#### [SHORT PROBLEM]
Each line containing the word "object" should be found and copied.

## BEGIN TASK MATERIAL

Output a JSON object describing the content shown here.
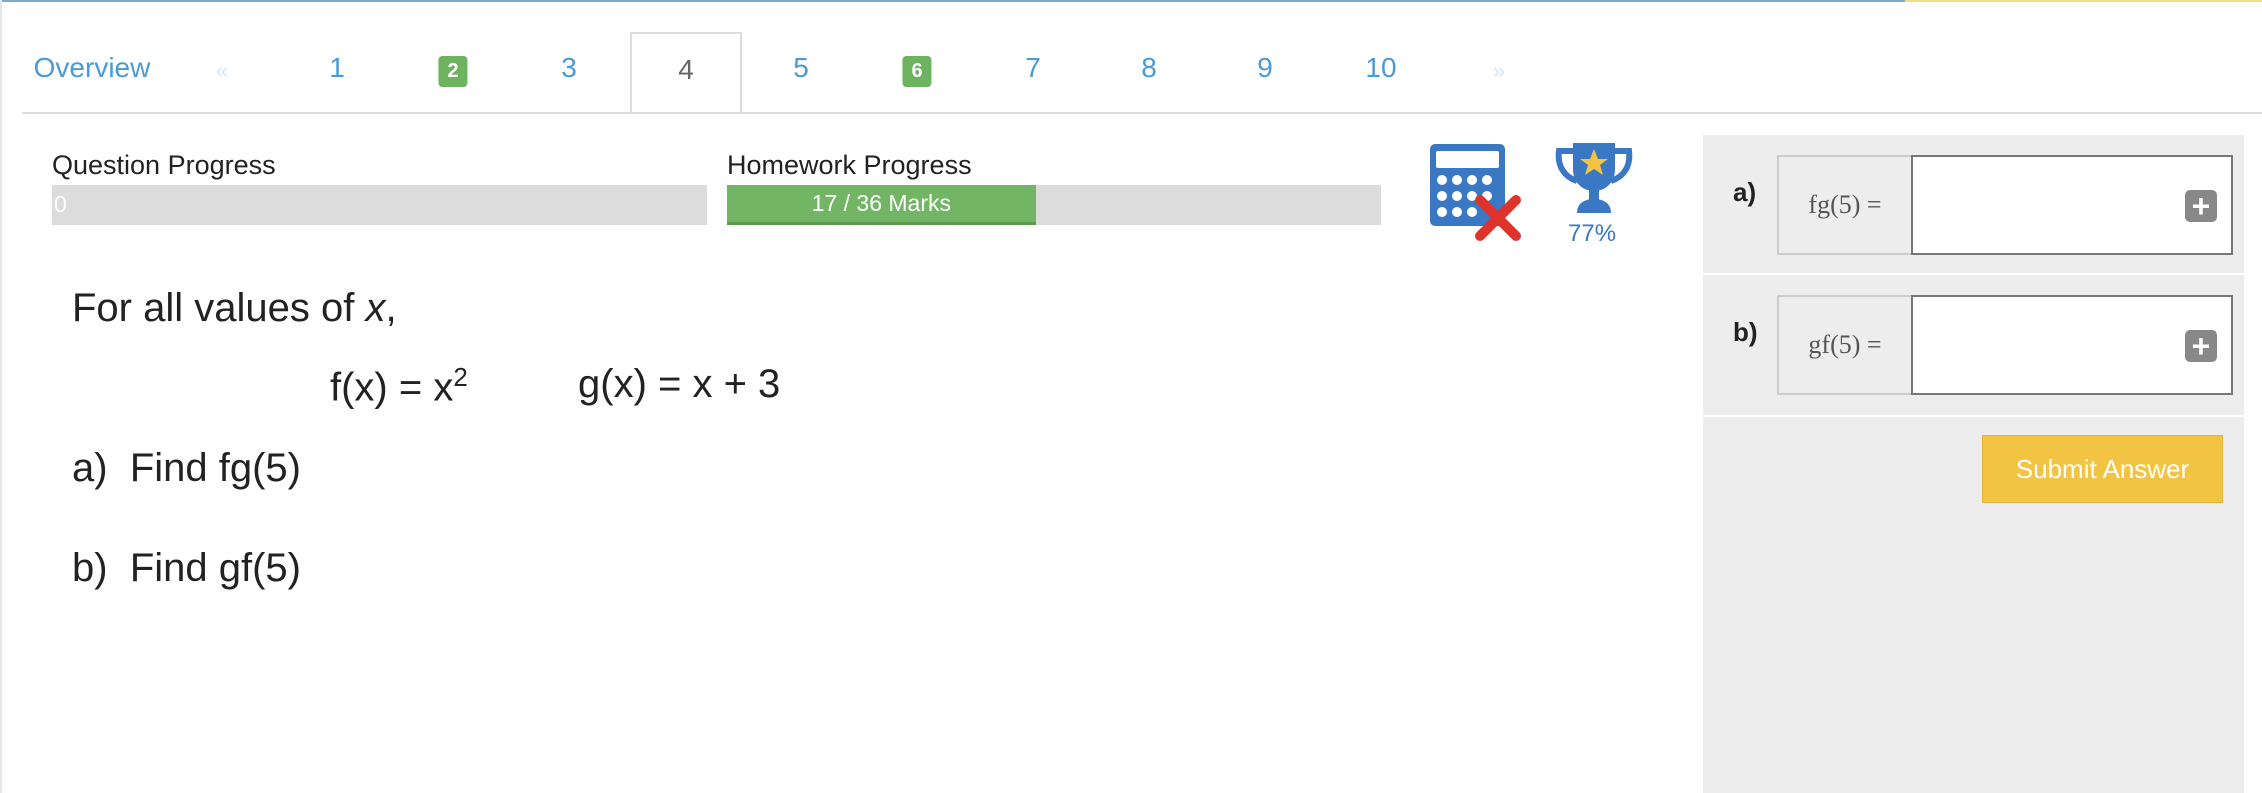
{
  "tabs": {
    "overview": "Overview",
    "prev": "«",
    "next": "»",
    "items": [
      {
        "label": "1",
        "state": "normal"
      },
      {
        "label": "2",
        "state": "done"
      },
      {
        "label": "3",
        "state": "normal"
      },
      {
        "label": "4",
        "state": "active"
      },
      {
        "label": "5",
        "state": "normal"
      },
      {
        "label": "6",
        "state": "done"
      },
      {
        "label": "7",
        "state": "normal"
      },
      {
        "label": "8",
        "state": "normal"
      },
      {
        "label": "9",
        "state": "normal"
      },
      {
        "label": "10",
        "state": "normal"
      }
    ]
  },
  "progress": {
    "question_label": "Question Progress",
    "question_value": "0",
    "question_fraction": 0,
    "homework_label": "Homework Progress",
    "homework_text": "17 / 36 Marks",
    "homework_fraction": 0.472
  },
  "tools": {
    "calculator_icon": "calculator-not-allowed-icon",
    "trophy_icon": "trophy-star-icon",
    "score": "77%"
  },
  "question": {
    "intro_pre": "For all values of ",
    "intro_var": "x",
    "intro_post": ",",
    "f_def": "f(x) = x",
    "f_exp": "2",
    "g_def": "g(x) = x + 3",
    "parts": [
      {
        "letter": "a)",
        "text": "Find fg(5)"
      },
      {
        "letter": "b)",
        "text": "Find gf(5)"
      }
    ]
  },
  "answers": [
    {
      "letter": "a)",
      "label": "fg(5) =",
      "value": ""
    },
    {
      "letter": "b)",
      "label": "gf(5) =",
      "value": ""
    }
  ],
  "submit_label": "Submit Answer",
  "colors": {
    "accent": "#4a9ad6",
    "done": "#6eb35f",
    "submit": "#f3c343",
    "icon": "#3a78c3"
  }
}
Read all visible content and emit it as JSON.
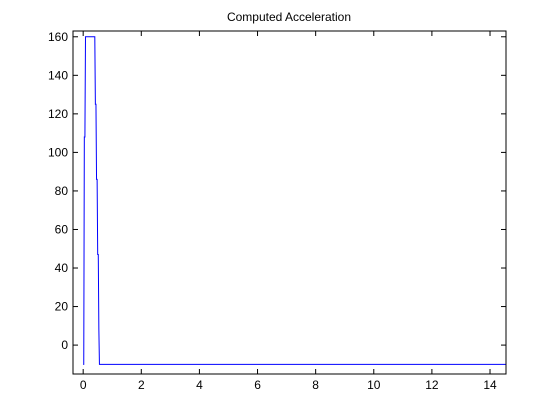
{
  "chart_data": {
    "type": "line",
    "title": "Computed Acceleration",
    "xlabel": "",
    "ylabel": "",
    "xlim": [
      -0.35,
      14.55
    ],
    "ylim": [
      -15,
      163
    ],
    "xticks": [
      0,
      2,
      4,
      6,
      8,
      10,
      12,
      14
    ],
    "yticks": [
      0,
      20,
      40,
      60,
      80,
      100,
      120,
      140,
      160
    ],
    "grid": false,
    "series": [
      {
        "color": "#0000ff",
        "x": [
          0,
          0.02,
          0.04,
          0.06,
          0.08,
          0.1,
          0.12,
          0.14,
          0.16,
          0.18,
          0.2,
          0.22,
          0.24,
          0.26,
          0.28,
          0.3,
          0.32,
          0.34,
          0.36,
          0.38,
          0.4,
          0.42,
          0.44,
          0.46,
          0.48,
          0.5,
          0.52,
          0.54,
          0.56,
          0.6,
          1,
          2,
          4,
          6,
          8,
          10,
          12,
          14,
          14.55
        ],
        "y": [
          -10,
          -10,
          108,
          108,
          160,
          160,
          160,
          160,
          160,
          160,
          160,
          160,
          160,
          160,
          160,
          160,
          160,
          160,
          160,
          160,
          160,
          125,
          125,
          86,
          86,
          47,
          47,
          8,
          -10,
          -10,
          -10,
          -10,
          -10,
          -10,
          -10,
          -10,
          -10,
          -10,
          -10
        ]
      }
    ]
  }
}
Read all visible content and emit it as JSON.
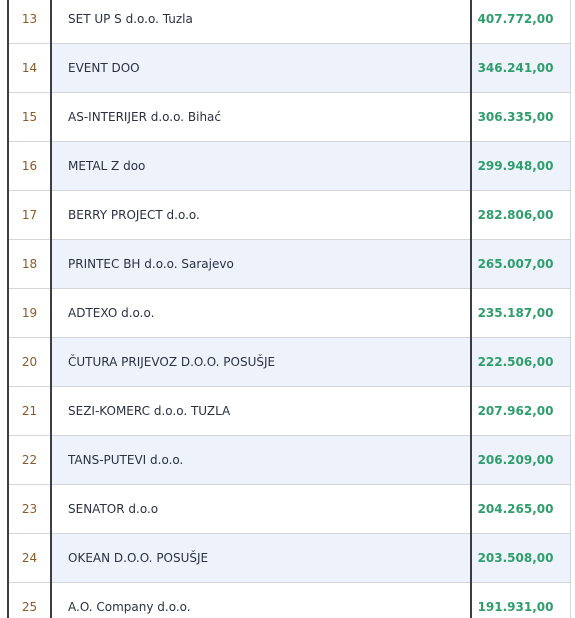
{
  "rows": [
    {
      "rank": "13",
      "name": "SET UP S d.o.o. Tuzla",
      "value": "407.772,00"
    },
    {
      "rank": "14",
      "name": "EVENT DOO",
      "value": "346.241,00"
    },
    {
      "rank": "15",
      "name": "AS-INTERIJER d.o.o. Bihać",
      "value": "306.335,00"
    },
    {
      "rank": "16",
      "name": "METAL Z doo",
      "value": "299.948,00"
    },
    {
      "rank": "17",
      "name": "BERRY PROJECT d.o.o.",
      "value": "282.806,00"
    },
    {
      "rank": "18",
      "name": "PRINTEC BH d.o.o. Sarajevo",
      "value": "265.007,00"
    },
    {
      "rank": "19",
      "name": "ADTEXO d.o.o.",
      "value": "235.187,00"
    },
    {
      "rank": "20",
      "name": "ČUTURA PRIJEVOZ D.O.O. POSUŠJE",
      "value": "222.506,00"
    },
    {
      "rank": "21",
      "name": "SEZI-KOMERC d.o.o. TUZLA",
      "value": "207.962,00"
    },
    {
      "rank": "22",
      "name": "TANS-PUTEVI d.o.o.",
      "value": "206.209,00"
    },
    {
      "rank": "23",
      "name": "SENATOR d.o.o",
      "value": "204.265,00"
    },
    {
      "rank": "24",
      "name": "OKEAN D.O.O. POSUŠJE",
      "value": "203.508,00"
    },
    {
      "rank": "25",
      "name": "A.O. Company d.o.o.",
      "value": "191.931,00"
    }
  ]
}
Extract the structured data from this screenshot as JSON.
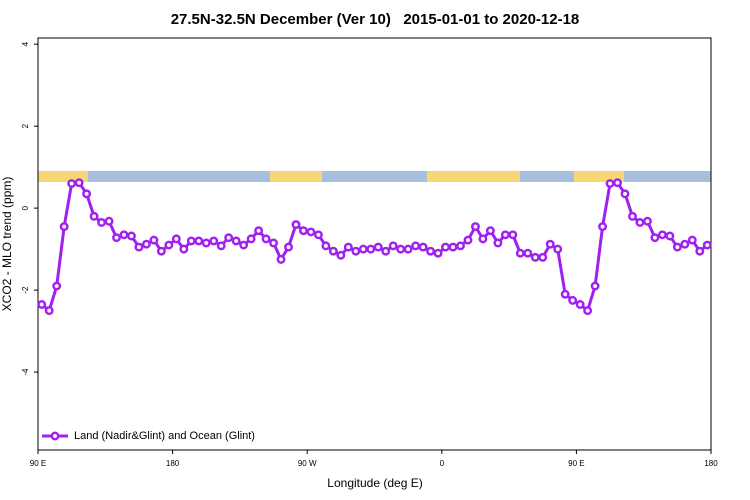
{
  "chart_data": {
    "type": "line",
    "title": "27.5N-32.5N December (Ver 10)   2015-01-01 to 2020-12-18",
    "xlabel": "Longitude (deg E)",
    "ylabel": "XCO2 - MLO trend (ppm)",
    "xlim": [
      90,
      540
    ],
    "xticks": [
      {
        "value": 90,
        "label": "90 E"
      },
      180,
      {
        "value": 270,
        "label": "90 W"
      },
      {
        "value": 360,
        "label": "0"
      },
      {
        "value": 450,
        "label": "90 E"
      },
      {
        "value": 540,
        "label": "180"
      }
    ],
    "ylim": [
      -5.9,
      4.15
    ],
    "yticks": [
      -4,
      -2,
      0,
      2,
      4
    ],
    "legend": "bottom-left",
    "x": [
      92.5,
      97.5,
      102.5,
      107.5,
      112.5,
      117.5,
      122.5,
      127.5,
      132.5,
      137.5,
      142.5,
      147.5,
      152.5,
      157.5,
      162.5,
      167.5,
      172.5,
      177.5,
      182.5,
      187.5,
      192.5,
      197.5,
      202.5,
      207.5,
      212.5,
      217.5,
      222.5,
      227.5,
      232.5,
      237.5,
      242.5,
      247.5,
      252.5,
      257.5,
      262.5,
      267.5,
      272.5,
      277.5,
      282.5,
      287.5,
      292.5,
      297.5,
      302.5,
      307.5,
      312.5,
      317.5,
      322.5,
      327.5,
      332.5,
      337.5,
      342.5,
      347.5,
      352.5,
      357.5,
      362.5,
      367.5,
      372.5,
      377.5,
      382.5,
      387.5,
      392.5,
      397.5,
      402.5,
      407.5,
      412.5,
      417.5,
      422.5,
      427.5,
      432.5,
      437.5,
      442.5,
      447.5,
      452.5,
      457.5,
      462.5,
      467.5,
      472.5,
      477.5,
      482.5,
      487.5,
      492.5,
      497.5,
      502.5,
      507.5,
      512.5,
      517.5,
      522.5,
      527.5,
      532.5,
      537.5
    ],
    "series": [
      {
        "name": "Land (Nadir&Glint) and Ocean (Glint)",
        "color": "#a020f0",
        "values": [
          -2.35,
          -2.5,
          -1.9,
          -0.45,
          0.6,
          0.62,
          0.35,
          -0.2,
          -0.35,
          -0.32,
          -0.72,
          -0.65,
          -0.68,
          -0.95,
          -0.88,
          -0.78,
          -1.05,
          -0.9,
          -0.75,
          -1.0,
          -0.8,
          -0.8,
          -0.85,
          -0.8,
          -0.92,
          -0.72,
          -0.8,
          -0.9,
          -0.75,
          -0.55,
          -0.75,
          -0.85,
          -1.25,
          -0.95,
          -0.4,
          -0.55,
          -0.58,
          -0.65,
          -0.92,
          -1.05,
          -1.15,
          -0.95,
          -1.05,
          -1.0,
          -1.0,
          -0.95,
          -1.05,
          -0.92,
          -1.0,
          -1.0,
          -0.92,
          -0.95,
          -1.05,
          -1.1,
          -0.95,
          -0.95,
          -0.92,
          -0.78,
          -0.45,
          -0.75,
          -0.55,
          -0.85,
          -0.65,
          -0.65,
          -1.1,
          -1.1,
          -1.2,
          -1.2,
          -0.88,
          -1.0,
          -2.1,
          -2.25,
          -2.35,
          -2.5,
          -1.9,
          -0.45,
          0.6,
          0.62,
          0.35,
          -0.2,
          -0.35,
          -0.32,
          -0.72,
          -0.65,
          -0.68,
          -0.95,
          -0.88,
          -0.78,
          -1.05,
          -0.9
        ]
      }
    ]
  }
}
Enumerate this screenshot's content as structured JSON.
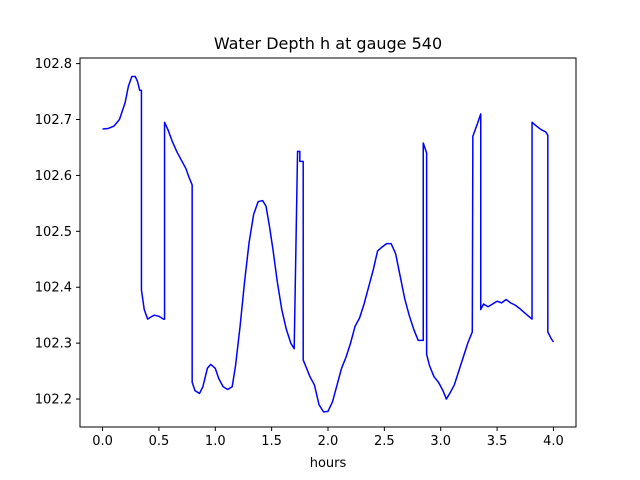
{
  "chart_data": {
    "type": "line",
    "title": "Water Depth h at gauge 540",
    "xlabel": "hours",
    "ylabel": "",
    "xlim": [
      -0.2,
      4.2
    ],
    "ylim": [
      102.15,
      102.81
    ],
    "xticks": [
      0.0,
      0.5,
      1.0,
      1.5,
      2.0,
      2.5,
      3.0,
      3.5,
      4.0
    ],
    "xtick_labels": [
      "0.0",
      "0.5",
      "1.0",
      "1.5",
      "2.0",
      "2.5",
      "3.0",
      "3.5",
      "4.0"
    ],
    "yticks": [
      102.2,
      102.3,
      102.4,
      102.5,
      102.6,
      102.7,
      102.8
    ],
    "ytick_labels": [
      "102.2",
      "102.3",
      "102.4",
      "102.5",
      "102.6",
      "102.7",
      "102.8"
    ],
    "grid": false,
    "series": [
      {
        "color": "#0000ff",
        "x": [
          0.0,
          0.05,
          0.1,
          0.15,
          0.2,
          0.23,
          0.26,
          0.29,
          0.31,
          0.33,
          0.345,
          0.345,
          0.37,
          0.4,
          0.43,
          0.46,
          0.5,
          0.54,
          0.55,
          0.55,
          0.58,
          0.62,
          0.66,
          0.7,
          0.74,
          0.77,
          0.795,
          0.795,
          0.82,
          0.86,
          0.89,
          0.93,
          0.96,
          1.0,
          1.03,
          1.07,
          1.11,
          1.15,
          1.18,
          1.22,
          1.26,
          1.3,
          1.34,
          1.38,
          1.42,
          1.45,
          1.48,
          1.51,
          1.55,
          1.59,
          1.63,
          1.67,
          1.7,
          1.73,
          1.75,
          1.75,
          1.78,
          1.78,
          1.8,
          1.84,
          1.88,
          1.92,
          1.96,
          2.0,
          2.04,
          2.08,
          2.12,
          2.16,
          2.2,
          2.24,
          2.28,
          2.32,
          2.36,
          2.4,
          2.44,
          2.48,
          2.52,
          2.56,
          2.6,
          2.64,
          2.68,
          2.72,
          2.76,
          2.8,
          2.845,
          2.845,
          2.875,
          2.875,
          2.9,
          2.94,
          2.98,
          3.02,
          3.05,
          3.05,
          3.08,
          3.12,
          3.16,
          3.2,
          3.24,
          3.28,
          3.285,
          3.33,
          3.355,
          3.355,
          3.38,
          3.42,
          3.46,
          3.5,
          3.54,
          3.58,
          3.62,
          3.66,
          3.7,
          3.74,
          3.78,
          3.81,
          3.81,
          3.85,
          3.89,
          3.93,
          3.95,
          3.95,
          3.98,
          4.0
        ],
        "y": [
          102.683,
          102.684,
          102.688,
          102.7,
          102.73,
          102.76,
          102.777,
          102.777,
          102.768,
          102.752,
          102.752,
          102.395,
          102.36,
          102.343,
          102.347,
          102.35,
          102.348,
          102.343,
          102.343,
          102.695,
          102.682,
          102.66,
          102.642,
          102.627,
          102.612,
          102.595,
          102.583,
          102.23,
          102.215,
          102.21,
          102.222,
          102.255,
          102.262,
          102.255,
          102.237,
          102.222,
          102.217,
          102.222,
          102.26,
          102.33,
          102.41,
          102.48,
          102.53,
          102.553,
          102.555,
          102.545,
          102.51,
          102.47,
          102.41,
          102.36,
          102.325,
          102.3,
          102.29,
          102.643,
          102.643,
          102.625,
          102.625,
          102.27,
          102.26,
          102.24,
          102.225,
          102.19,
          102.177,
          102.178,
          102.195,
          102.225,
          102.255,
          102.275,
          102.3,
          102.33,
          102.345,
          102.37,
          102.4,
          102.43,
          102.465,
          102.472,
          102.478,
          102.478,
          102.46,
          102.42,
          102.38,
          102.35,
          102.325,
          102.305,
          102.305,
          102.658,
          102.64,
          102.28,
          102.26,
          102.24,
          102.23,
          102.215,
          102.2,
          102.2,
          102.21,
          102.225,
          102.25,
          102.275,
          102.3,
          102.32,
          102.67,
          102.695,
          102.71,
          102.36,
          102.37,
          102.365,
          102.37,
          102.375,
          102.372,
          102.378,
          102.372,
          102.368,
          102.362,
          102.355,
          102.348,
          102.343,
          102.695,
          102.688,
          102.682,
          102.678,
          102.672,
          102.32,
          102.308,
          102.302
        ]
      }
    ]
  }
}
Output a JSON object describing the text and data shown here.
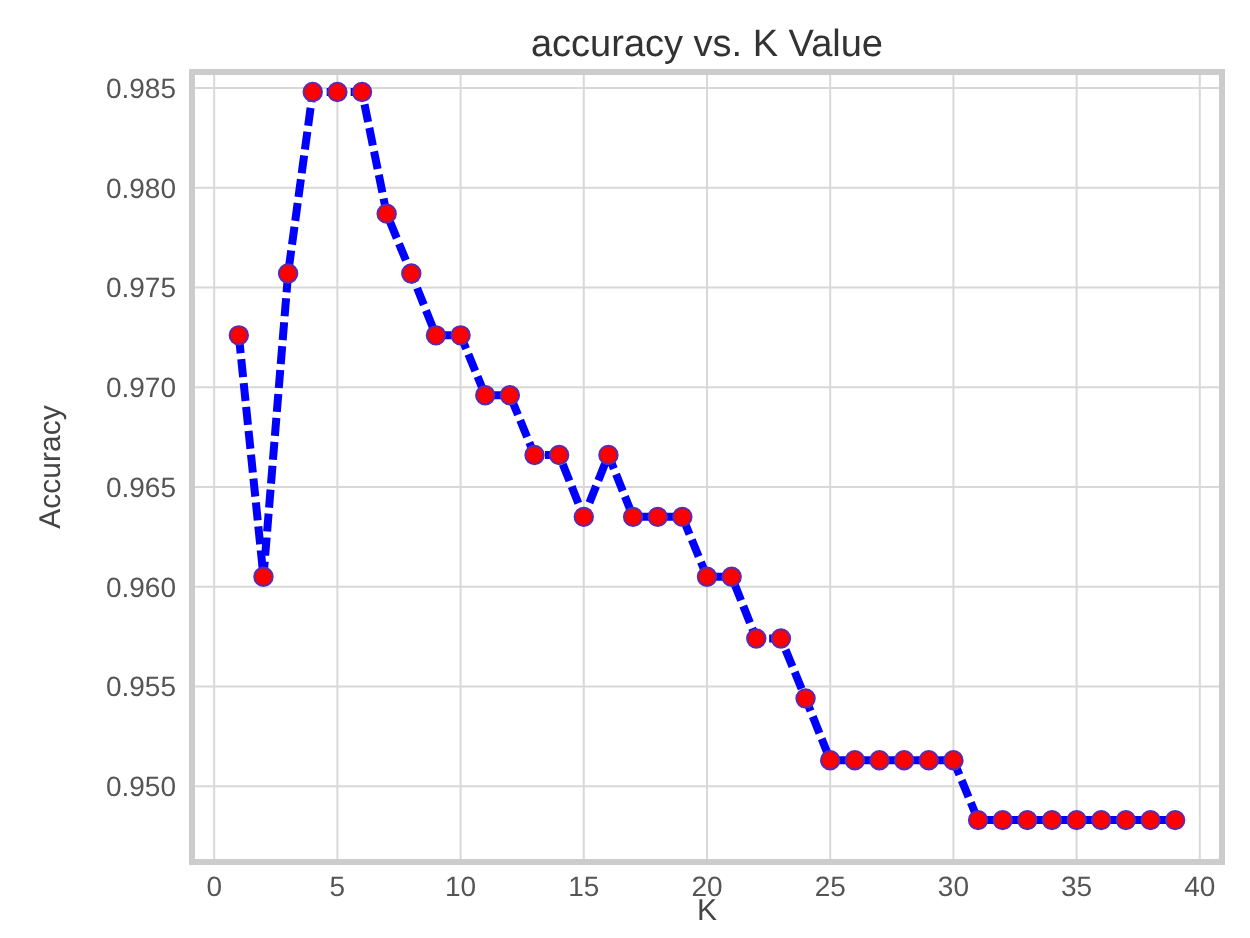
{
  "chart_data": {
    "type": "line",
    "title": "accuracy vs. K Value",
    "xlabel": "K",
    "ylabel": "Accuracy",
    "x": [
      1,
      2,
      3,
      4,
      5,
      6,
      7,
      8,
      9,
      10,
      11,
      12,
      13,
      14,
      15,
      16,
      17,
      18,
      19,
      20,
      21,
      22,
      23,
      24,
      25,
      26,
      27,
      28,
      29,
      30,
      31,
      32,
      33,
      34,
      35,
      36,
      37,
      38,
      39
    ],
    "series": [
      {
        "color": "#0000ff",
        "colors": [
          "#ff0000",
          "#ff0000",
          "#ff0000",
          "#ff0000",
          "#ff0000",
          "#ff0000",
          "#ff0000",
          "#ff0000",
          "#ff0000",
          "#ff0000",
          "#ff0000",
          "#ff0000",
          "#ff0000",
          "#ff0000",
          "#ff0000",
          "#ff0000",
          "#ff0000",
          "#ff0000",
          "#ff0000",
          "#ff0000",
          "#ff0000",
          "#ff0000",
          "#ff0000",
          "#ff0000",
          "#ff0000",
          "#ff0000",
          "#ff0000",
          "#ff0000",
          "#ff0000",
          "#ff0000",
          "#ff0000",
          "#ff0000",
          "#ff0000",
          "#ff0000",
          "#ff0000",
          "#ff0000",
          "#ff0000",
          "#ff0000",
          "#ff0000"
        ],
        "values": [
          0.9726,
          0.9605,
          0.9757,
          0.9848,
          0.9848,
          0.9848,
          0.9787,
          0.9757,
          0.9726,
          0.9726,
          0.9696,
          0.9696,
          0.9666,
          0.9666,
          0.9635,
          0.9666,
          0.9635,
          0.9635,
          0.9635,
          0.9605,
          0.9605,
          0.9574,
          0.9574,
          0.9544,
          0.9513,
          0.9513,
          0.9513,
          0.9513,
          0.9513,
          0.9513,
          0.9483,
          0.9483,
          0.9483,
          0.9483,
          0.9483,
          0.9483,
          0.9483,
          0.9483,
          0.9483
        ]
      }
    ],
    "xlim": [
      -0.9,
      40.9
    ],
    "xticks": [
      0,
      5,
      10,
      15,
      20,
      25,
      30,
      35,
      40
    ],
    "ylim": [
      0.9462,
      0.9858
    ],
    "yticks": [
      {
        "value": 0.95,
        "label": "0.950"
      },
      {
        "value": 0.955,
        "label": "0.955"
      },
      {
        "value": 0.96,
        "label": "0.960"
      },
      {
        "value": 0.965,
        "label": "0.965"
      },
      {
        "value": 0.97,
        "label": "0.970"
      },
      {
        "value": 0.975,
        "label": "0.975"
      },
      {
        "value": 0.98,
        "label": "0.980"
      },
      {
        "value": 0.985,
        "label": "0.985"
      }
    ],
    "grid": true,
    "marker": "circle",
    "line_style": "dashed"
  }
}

## END TASK MATERIAL

#### [COMPLETE RESPONSE]
Output a JSON object describing the content shown here.
Output a JSON object describing the text and data shown here.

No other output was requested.